→ Task statement
Reproduce every line of the material below, but drop the pictures.

→ Supplied material
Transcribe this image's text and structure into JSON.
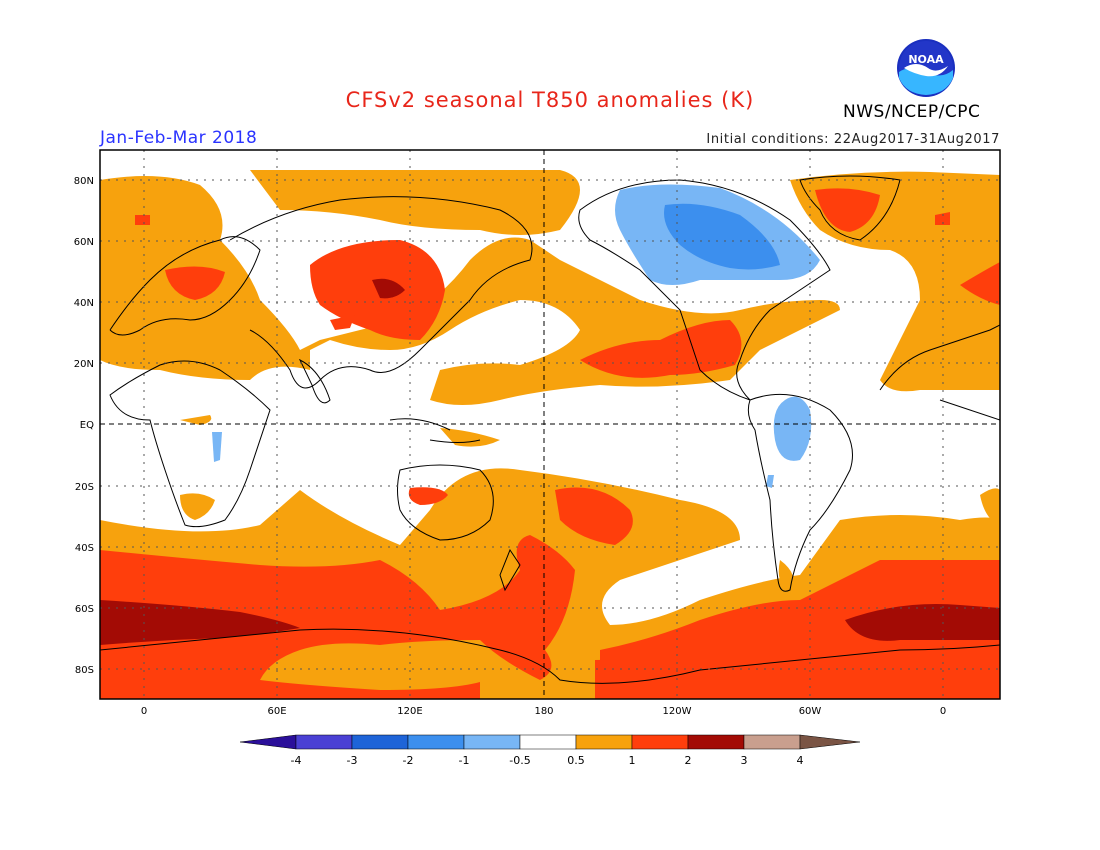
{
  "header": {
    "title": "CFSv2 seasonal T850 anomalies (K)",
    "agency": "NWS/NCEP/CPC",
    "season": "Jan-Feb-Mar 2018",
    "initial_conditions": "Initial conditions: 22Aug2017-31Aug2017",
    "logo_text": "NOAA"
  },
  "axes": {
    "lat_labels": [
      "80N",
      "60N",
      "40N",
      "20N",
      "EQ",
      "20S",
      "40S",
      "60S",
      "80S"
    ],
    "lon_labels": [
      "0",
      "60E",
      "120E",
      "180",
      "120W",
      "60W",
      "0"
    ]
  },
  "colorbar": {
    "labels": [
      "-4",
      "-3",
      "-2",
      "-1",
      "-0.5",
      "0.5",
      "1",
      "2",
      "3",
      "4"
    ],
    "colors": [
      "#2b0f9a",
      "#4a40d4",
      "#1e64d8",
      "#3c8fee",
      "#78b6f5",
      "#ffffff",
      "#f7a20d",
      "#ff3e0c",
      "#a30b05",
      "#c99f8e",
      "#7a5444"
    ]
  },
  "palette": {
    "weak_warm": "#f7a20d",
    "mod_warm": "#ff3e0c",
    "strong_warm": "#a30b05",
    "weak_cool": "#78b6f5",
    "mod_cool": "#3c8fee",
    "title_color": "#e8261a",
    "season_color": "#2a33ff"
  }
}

→ Result
Transcribe this image's text and structure into JSON.
{
  "header": {
    "title": "CFSv2 seasonal T850 anomalies (K)",
    "agency": "NWS/NCEP/CPC",
    "season": "Jan-Feb-Mar 2018",
    "initial_conditions": "Initial conditions: 22Aug2017-31Aug2017",
    "logo_text": "NOAA"
  },
  "axes": {
    "lat_labels": [
      "80N",
      "60N",
      "40N",
      "20N",
      "EQ",
      "20S",
      "40S",
      "60S",
      "80S"
    ],
    "lon_labels": [
      "0",
      "60E",
      "120E",
      "180",
      "120W",
      "60W",
      "0"
    ]
  },
  "colorbar": {
    "labels": [
      "-4",
      "-3",
      "-2",
      "-1",
      "-0.5",
      "0.5",
      "1",
      "2",
      "3",
      "4"
    ],
    "colors": [
      "#2b0f9a",
      "#4a40d4",
      "#1e64d8",
      "#3c8fee",
      "#78b6f5",
      "#ffffff",
      "#f7a20d",
      "#ff3e0c",
      "#a30b05",
      "#c99f8e",
      "#7a5444"
    ]
  },
  "palette": {
    "weak_warm": "#f7a20d",
    "mod_warm": "#ff3e0c",
    "strong_warm": "#a30b05",
    "weak_cool": "#78b6f5",
    "mod_cool": "#3c8fee",
    "title_color": "#e8261a",
    "season_color": "#2a33ff"
  }
}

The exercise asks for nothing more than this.